[Stored items]
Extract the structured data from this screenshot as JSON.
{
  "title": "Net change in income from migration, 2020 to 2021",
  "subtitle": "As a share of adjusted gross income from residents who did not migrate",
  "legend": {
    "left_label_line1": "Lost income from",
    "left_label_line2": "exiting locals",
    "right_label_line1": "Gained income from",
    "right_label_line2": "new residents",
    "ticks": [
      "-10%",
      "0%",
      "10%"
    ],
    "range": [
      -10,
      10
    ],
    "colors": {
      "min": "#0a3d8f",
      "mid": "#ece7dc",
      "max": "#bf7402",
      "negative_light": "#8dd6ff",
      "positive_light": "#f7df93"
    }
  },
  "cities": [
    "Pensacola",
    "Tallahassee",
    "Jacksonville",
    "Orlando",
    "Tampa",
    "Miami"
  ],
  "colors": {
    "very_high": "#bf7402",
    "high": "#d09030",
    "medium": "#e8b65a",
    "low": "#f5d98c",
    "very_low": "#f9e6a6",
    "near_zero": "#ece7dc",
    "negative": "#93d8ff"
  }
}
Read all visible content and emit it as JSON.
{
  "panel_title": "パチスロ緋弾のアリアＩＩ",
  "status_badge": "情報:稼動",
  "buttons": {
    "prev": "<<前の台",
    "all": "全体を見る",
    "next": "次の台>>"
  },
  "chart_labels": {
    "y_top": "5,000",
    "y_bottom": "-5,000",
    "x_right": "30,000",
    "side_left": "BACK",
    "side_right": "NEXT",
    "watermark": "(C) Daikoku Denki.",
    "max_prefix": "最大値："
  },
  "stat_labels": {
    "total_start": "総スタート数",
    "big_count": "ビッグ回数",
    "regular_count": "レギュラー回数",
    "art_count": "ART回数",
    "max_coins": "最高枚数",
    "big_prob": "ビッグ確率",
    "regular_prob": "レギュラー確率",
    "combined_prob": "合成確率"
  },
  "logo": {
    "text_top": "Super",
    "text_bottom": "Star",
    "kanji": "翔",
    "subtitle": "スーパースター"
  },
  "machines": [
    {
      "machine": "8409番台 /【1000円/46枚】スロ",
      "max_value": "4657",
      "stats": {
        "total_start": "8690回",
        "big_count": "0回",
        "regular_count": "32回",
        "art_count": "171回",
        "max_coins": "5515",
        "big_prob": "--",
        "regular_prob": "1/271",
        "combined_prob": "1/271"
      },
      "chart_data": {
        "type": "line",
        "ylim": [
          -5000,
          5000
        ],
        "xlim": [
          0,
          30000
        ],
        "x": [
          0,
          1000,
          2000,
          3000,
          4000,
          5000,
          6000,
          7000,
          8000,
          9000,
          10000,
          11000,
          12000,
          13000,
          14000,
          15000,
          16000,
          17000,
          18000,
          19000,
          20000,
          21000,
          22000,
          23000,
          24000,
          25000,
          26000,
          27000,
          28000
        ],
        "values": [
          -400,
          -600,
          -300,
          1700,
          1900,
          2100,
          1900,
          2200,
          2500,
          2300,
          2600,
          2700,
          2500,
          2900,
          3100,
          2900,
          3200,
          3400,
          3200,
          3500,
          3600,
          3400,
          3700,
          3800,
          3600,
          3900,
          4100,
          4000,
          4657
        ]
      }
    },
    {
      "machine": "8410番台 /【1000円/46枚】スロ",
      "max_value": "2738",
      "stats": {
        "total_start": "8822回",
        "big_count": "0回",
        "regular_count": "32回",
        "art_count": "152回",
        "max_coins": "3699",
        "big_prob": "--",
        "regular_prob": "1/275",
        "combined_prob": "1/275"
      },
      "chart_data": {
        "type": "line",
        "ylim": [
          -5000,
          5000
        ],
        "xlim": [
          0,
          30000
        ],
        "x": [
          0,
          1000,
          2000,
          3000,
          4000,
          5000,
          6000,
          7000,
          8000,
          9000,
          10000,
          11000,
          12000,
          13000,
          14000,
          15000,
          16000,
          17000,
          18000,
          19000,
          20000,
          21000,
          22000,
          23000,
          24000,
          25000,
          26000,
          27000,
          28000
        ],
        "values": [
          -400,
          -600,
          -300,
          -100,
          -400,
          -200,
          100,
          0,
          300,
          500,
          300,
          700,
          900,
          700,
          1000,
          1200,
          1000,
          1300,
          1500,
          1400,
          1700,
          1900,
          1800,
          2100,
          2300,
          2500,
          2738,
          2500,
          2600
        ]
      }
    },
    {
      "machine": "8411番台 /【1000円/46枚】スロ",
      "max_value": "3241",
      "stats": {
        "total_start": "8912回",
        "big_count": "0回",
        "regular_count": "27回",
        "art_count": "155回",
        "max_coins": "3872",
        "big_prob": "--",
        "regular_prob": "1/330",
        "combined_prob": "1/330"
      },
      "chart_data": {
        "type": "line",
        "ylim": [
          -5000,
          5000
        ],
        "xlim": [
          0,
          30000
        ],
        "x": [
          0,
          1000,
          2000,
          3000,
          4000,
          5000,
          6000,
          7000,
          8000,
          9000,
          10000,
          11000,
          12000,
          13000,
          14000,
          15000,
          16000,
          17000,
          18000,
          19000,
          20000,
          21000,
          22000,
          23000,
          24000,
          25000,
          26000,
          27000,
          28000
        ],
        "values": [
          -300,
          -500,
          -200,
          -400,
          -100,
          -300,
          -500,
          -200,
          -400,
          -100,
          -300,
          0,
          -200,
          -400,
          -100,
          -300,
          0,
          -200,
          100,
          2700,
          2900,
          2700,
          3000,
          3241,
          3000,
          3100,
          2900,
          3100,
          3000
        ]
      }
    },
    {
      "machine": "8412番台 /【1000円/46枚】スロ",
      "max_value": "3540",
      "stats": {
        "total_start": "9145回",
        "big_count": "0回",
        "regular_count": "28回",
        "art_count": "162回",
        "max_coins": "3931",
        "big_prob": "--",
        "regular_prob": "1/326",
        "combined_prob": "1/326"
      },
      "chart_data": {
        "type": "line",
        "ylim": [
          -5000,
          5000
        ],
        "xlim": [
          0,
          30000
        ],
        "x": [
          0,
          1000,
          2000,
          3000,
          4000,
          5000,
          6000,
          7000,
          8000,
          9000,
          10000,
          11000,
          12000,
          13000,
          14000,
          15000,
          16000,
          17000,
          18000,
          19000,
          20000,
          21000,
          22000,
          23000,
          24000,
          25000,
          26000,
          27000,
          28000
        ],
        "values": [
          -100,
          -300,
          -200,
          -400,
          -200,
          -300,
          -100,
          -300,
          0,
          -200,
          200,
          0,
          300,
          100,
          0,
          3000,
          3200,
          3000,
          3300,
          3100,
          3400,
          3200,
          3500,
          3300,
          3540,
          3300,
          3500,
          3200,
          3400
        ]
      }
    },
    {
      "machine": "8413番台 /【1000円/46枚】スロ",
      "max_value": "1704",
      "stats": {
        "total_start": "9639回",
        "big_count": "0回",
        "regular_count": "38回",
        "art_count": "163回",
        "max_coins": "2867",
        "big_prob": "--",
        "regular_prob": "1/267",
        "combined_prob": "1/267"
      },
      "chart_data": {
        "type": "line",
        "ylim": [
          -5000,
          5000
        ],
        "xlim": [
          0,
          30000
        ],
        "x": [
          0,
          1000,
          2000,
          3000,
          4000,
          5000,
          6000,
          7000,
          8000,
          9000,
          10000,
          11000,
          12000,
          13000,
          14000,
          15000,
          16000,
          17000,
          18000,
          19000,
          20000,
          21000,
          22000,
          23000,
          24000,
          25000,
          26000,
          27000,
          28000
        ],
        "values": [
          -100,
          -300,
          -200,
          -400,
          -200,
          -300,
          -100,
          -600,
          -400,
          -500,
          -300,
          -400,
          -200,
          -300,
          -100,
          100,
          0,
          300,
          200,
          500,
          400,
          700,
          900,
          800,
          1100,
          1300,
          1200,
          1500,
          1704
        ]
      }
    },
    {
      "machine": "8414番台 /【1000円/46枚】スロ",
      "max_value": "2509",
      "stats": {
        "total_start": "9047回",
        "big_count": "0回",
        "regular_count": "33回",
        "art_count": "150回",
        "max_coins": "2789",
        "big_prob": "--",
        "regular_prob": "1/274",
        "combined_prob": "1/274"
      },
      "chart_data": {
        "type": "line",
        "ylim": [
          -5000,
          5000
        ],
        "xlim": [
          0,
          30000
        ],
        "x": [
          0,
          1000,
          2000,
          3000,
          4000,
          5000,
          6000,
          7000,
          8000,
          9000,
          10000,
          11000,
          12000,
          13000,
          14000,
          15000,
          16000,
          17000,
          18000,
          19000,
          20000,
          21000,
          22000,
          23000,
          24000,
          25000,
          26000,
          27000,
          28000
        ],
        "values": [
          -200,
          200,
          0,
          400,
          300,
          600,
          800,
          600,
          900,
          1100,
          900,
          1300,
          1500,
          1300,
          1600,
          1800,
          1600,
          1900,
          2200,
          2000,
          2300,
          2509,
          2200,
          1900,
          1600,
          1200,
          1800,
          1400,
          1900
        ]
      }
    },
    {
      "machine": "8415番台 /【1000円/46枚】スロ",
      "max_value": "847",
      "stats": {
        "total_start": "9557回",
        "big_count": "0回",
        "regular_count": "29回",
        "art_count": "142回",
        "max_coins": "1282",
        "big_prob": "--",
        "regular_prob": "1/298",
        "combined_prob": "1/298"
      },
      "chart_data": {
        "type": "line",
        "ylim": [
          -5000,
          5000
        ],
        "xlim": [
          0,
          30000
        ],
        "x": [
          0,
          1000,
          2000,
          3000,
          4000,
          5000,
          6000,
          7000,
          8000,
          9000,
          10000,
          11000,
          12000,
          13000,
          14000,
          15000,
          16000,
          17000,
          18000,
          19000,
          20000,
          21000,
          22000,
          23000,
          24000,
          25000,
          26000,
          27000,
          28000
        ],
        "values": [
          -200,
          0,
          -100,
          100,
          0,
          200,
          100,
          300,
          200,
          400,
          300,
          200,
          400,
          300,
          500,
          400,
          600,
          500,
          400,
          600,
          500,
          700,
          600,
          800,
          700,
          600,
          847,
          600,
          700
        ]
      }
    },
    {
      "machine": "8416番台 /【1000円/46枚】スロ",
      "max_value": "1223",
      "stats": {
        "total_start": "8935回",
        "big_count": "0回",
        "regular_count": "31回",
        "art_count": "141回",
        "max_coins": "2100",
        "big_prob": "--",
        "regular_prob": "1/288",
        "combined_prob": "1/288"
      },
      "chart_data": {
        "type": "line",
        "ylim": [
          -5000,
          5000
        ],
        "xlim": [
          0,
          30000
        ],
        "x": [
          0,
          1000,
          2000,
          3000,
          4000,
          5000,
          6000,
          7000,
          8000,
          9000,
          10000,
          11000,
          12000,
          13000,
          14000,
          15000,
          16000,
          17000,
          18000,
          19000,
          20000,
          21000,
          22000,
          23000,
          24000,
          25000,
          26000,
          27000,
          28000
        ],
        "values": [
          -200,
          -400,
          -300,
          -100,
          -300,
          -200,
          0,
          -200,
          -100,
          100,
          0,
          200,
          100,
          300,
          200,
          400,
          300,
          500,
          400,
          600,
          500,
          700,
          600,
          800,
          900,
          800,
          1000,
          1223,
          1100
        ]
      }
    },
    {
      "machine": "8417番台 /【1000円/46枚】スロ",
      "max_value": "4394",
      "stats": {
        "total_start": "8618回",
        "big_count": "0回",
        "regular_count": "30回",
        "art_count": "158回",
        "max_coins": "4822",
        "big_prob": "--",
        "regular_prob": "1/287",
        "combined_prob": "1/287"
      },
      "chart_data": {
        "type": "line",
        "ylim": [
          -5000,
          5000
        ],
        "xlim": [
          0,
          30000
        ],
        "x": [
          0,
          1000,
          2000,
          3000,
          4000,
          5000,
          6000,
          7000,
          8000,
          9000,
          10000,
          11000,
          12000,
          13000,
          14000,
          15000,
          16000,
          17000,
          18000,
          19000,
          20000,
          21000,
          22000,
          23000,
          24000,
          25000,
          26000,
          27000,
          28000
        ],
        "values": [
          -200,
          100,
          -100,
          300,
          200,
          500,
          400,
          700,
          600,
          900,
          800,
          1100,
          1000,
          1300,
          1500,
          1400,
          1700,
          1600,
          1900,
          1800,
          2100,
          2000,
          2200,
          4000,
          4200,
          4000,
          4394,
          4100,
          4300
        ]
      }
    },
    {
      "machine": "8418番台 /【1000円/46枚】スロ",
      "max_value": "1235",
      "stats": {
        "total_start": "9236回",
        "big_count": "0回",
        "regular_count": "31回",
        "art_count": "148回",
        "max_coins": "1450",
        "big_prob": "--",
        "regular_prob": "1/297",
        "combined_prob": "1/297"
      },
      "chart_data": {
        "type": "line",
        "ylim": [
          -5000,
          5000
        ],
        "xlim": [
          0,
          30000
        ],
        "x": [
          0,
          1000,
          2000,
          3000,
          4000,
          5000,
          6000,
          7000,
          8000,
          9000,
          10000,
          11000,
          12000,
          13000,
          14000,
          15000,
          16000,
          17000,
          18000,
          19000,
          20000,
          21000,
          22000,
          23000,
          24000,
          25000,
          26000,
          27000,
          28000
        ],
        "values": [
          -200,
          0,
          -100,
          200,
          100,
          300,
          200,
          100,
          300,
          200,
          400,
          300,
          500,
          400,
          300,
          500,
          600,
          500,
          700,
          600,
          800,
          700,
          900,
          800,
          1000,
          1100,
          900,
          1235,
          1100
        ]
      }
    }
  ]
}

» Instruction: Filter the records down to the lines that contain the string "income", and copy those lines.

» Solution below:
  "title": "Net change in income from migration, 2020 to 2021",
  "subtitle": "As a share of adjusted gross income from residents who did not migrate",
    "left_label_line1": "Lost income from",
    "right_label_line1": "Gained income from",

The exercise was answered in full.